◆ **TASK TO COMPLETE**:
Transcribe every record that appears below, exactly and in full.

◆ **TASK DATA**:
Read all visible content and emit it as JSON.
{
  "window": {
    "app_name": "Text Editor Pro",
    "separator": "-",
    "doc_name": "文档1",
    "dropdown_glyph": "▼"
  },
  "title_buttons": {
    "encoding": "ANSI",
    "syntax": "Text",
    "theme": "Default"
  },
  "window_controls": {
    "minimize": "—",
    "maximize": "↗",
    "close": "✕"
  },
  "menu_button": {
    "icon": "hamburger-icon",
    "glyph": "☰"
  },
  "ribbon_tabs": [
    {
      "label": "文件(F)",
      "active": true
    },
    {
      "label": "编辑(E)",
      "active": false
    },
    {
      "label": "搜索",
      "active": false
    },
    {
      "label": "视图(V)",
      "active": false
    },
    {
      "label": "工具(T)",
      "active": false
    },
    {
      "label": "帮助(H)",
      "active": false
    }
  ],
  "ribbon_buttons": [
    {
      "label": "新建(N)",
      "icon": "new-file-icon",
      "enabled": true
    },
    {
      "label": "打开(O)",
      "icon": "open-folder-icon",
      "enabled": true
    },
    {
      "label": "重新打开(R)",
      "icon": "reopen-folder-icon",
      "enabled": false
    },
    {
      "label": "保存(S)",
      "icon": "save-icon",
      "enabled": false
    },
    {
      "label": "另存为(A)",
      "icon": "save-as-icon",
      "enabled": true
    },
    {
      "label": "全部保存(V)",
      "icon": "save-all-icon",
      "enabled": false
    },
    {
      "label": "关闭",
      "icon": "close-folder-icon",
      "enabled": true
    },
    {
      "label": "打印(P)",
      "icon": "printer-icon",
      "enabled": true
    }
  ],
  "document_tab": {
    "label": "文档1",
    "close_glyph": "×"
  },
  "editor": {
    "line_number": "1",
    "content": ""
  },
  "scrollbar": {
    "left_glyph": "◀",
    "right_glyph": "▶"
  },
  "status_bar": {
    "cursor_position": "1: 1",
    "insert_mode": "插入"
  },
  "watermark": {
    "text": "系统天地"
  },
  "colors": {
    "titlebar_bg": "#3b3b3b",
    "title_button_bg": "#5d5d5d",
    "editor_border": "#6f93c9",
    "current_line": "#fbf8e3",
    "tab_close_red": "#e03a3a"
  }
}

◆ **EXPECTED OUTPUT**:
Read all visible content and emit it as JSON.
{
  "window": {
    "app_name": "Text Editor Pro",
    "separator": "-",
    "doc_name": "文档1",
    "dropdown_glyph": "▼"
  },
  "title_buttons": {
    "encoding": "ANSI",
    "syntax": "Text",
    "theme": "Default"
  },
  "window_controls": {
    "minimize": "—",
    "maximize": "↗",
    "close": "✕"
  },
  "menu_button": {
    "icon": "hamburger-icon",
    "glyph": "☰"
  },
  "ribbon_tabs": [
    {
      "label": "文件(F)",
      "active": true
    },
    {
      "label": "编辑(E)",
      "active": false
    },
    {
      "label": "搜索",
      "active": false
    },
    {
      "label": "视图(V)",
      "active": false
    },
    {
      "label": "工具(T)",
      "active": false
    },
    {
      "label": "帮助(H)",
      "active": false
    }
  ],
  "ribbon_buttons": [
    {
      "label": "新建(N)",
      "icon": "new-file-icon",
      "enabled": true
    },
    {
      "label": "打开(O)",
      "icon": "open-folder-icon",
      "enabled": true
    },
    {
      "label": "重新打开(R)",
      "icon": "reopen-folder-icon",
      "enabled": false
    },
    {
      "label": "保存(S)",
      "icon": "save-icon",
      "enabled": false
    },
    {
      "label": "另存为(A)",
      "icon": "save-as-icon",
      "enabled": true
    },
    {
      "label": "全部保存(V)",
      "icon": "save-all-icon",
      "enabled": false
    },
    {
      "label": "关闭",
      "icon": "close-folder-icon",
      "enabled": true
    },
    {
      "label": "打印(P)",
      "icon": "printer-icon",
      "enabled": true
    }
  ],
  "document_tab": {
    "label": "文档1",
    "close_glyph": "×"
  },
  "editor": {
    "line_number": "1",
    "content": ""
  },
  "scrollbar": {
    "left_glyph": "◀",
    "right_glyph": "▶"
  },
  "status_bar": {
    "cursor_position": "1: 1",
    "insert_mode": "插入"
  },
  "watermark": {
    "text": "系统天地"
  },
  "colors": {
    "titlebar_bg": "#3b3b3b",
    "title_button_bg": "#5d5d5d",
    "editor_border": "#6f93c9",
    "current_line": "#fbf8e3",
    "tab_close_red": "#e03a3a"
  }
}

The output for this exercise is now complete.